**Directions**:
Return every record exactly as written.

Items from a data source
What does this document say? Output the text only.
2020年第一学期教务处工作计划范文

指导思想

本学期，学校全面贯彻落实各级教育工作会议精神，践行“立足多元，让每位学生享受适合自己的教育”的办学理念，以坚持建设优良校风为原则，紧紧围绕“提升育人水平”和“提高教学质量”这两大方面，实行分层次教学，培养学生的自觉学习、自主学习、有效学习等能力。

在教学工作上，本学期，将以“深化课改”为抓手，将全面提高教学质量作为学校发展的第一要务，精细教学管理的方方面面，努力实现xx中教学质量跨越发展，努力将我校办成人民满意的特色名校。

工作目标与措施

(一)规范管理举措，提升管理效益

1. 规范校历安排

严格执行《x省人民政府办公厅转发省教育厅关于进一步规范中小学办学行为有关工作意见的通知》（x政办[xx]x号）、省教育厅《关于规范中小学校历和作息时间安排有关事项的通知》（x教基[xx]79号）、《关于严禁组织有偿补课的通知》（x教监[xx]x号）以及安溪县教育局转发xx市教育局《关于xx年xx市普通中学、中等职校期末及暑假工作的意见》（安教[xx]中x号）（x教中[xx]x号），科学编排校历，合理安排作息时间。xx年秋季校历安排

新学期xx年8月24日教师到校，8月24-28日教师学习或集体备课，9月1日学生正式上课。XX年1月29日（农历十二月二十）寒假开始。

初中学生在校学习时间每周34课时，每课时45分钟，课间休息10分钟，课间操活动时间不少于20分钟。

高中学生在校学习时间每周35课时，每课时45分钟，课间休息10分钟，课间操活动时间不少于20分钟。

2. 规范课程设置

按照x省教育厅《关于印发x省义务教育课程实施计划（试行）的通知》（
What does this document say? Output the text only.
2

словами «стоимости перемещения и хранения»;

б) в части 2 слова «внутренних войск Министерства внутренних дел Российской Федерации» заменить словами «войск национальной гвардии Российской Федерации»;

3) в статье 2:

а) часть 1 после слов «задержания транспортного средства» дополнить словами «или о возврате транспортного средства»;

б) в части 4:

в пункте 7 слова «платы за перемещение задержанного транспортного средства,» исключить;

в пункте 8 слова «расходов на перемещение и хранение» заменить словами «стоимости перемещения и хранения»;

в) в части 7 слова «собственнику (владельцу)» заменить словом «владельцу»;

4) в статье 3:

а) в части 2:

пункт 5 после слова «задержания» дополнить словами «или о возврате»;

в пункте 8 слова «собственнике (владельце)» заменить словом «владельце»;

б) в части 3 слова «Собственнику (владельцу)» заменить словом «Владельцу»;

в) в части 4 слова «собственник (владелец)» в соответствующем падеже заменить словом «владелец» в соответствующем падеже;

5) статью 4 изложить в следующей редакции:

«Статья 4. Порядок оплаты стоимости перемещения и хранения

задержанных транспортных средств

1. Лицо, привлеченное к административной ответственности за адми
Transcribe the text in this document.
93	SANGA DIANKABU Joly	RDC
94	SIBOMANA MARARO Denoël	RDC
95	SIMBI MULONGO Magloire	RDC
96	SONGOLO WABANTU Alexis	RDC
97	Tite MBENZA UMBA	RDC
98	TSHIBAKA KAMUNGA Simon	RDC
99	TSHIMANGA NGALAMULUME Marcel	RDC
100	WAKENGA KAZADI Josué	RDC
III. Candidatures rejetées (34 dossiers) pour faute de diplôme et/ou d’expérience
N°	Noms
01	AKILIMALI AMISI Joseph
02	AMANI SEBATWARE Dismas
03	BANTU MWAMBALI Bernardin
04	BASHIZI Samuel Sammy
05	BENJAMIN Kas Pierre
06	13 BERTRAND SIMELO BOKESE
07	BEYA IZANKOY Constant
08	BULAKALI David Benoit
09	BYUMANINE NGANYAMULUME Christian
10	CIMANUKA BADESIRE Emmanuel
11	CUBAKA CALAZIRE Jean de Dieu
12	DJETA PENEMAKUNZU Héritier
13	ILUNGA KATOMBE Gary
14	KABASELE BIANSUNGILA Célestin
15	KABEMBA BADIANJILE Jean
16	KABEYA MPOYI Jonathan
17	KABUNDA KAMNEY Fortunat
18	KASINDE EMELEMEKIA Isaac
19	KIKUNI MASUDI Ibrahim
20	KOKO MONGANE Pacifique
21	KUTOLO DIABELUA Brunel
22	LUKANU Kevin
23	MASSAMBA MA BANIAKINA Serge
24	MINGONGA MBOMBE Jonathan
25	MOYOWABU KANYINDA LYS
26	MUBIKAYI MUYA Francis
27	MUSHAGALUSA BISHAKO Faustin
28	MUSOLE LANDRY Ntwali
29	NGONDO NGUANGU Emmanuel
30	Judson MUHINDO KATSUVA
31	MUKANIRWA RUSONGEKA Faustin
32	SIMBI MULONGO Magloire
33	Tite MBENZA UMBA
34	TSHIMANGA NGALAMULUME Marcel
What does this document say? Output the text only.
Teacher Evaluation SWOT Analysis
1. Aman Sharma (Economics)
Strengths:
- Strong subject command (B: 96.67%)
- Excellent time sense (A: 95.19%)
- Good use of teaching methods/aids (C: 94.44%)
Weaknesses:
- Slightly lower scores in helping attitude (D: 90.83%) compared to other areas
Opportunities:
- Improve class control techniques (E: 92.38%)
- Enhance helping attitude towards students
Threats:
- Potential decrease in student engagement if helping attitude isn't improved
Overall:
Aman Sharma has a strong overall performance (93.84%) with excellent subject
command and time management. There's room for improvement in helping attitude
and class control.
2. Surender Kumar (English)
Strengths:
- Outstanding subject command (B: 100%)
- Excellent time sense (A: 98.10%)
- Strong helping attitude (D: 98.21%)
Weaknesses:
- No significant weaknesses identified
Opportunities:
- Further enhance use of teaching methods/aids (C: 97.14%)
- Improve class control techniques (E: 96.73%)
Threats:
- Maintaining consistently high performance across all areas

**Task solution**:
What does this document say? Output the text only.
2020年第一学期教务处工作计划范文

指导思想

本学期，学校全面贯彻落实各级教育工作会议精神，践行“立足多元，让每位学生享受适合自己的教育”的办学理念，以坚持建设优良校风为原则，紧紧围绕“提升育人水平”和“提高教学质量”这两大方面，实行分层次教学，培养学生的自觉学习、自主学习、有效学习等能力。

在教学工作上，本学期，将以“深化课改”为抓手，将全面提高教学质量作为学校发展的第一要务，精细教学管理的方方面面，努力实现xx中教学质量跨越发展，努力将我校办成人民满意的特色名校。

工作目标与措施

(一)规范管理举措，提升管理效益

1. 规范校历安排

严格执行《x省人民政府办公厅转发省教育厅关于进一步规范中小学办学行为有关工作意见的通知》（x政办[xx]x号）、省教育厅《关于规范中小学校历和作息时间安排有关事项的通知》（x教基[xx]79号）、《关于严禁组织有偿补课的通知》（x教监[xx]x号）以及安溪县教育局转发xx市教育局《关于xx年xx市普通中学、中等职校期末及暑假工作的意见》（安教[xx]中x号）（x教中[xx]x号），科学编排校历，合理安排作息时间。xx年秋季校历安排

新学期xx年8月24日教师到校，8月24-28日教师学习或集体备课，9月1日学生正式上课。XX年1月29日（农历十二月二十）寒假开始。

初中学生在校学习时间每周34课时，每课时45分钟，课间休息10分钟，课间操活动时间不少于20分钟。

高中学生在校学习时间每周35课时，每课时45分钟，课间休息10分钟，课间操活动时间不少于20分钟。

2. 规范课程设置

按照x省教育厅《关于印发x省义务教育课程实施计划（试行）的通知》（
What does this document say? Output the text only.
2

словами «стоимости перемещения и хранения»;

б) в части 2 слова «внутренних войск Министерства внутренних дел Российской Федерации» заменить словами «войск национальной гвардии Российской Федерации»;

3) в статье 2:

а) часть 1 после слов «задержания транспортного средства» дополнить словами «или о возврате транспортного средства»;

б) в части 4:

в пункте 7 слова «платы за перемещение задержанного транспортного средства,» исключить;

в пункте 8 слова «расходов на перемещение и хранение» заменить словами «стоимости перемещения и хранения»;

в) в части 7 слова «собственнику (владельцу)» заменить словом «владельцу»;

4) в статье 3:

а) в части 2:

пункт 5 после слова «задержания» дополнить словами «или о возврате»;

в пункте 8 слова «собственнике (владельце)» заменить словом «владельце»;

б) в части 3 слова «Собственнику (владельцу)» заменить словом «Владельцу»;

в) в части 4 слова «собственник (владелец)» в соответствующем падеже заменить словом «владелец» в соответствующем падеже;

5) статью 4 изложить в следующей редакции:

«Статья 4. Порядок оплаты стоимости перемещения и хранения

задержанных транспортных средств

1. Лицо, привлеченное к административной ответственности за адми
Transcribe the text in this document.
93	SANGA DIANKABU Joly	RDC
94	SIBOMANA MARARO Denoël	RDC
95	SIMBI MULONGO Magloire	RDC
96	SONGOLO WABANTU Alexis	RDC
97	Tite MBENZA UMBA	RDC
98	TSHIBAKA KAMUNGA Simon	RDC
99	TSHIMANGA NGALAMULUME Marcel	RDC
100	WAKENGA KAZADI Josué	RDC
III. Candidatures rejetées (34 dossiers) pour faute de diplôme et/ou d’expérience
N°	Noms
01	AKILIMALI AMISI Joseph
02	AMANI SEBATWARE Dismas
03	BANTU MWAMBALI Bernardin
04	BASHIZI Samuel Sammy
05	BENJAMIN Kas Pierre
06	13 BERTRAND SIMELO BOKESE
07	BEYA IZANKOY Constant
08	BULAKALI David Benoit
09	BYUMANINE NGANYAMULUME Christian
10	CIMANUKA BADESIRE Emmanuel
11	CUBAKA CALAZIRE Jean de Dieu
12	DJETA PENEMAKUNZU Héritier
13	ILUNGA KATOMBE Gary
14	KABASELE BIANSUNGILA Célestin
15	KABEMBA BADIANJILE Jean
16	KABEYA MPOYI Jonathan
17	KABUNDA KAMNEY Fortunat
18	KASINDE EMELEMEKIA Isaac
19	KIKUNI MASUDI Ibrahim
20	KOKO MONGANE Pacifique
21	KUTOLO DIABELUA Brunel
22	LUKANU Kevin
23	MASSAMBA MA BANIAKINA Serge
24	MINGONGA MBOMBE Jonathan
25	MOYOWABU KANYINDA LYS
26	MUBIKAYI MUYA Francis
27	MUSHAGALUSA BISHAKO Faustin
28	MUSOLE LANDRY Ntwali
29	NGONDO NGUANGU Emmanuel
30	Judson MUHINDO KATSUVA
31	MUKANIRWA RUSONGEKA Faustin
32	SIMBI MULONGO Magloire
33	Tite MBENZA UMBA
34	TSHIMANGA NGALAMULUME Marcel
What does this document say? Output the text only.
Teacher Evaluation SWOT Analysis
1. Aman Sharma (Economics)
Strengths:
- Strong subject command (B: 96.67%)
- Excellent time sense (A: 95.19%)
- Good use of teaching methods/aids (C: 94.44%)
Weaknesses:
- Slightly lower scores in helping attitude (D: 90.83%) compared to other areas
Opportunities:
- Improve class control techniques (E: 92.38%)
- Enhance helping attitude towards students
Threats:
- Potential decrease in student engagement if helping attitude isn't improved
Overall:
Aman Sharma has a strong overall performance (93.84%) with excellent subject
command and time management. There's room for improvement in helping attitude
and class control.
2. Surender Kumar (English)
Strengths:
- Outstanding subject command (B: 100%)
- Excellent time sense (A: 98.10%)
- Strong helping attitude (D: 98.21%)
Weaknesses:
- No significant weaknesses identified
Opportunities:
- Further enhance use of teaching methods/aids (C: 97.14%)
- Improve class control techniques (E: 96.73%)
Threats:
- Maintaining consistently high performance across all areas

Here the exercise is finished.